# GIVEN TASK
Write out each line in which the string "difficulty" is present.

# THE DATA

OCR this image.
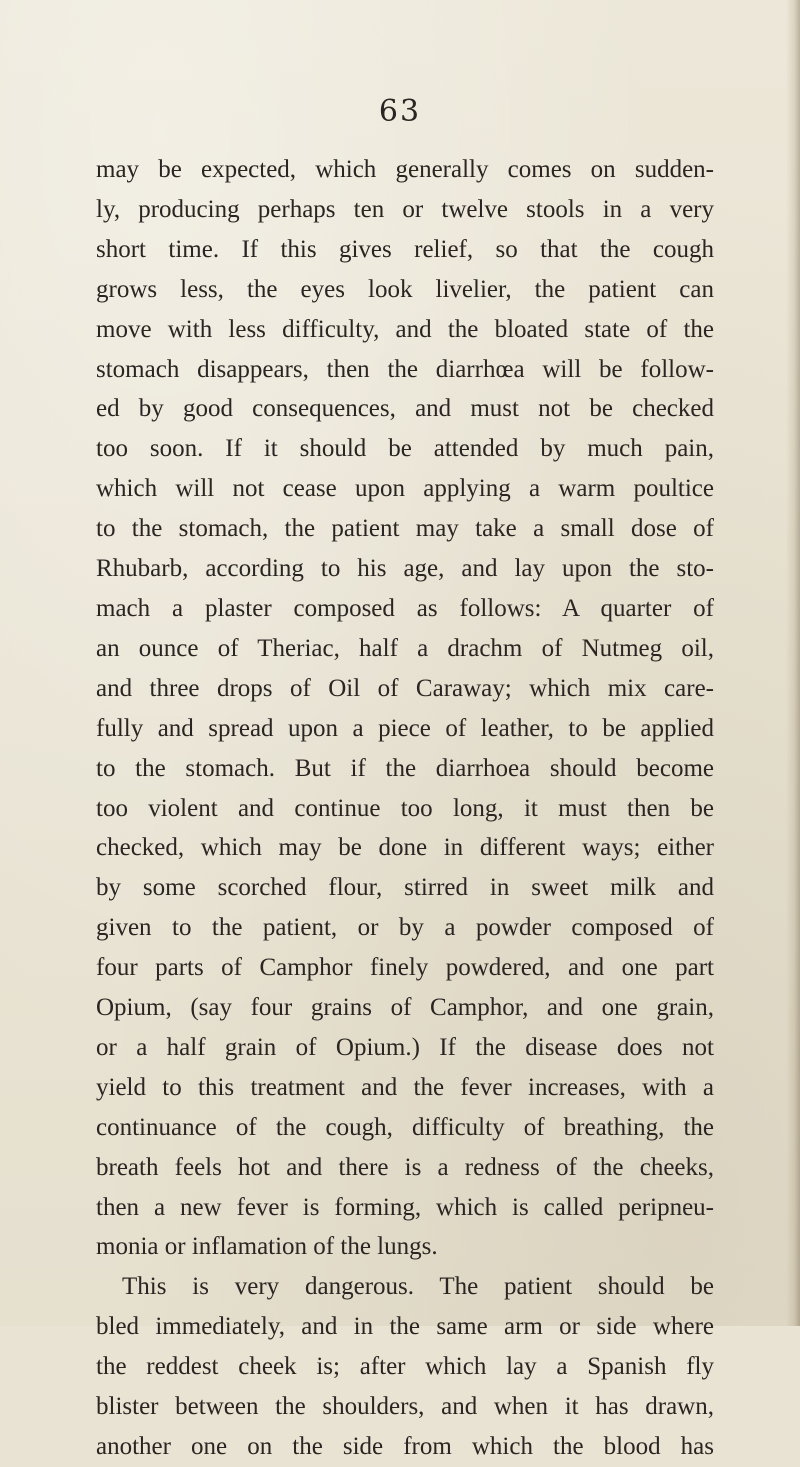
63
may be expected, which generally comes on sudden-
ly, producing perhaps ten or twelve stools in a very
short time. If this gives relief, so that the cough
grows less, the eyes look livelier, the patient can
move with less difficulty, and the bloated state of the
stomach disappears, then the diarrhœa will be follow-
ed by good consequences, and must not be checked
too soon. If it should be attended by much pain,
which will not cease upon applying a warm poultice
to the stomach, the patient may take a small dose of
Rhubarb, according to his age, and lay upon the sto-
mach a plaster composed as follows: A quarter of
an ounce of Theriac, half a drachm of Nutmeg oil,
and three drops of Oil of Caraway; which mix care-
fully and spread upon a piece of leather, to be applied
to the stomach. But if the diarrhoea should become
too violent and continue too long, it must then be
checked, which may be done in different ways; either
by some scorched flour, stirred in sweet milk and
given to the patient, or by a powder composed of
four parts of Camphor finely powdered, and one part
Opium, (say four grains of Camphor, and one grain,
or a half grain of Opium.) If the disease does not
yield to this treatment and the fever increases, with a
continuance of the cough, difficulty of breathing, the
breath feels hot and there is a redness of the cheeks,
then a new fever is forming, which is called peripneu-
monia or inflamation of the lungs.
This is very dangerous. The patient should be
bled immediately, and in the same arm or side where
the reddest cheek is; after which lay a Spanish fly
blister between the shoulders, and when it has drawn,
another one on the side from which the blood has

# REPLY TO THE TASK
move with less difficulty, and the bloated state of the
continuance of the cough, difficulty of breathing, the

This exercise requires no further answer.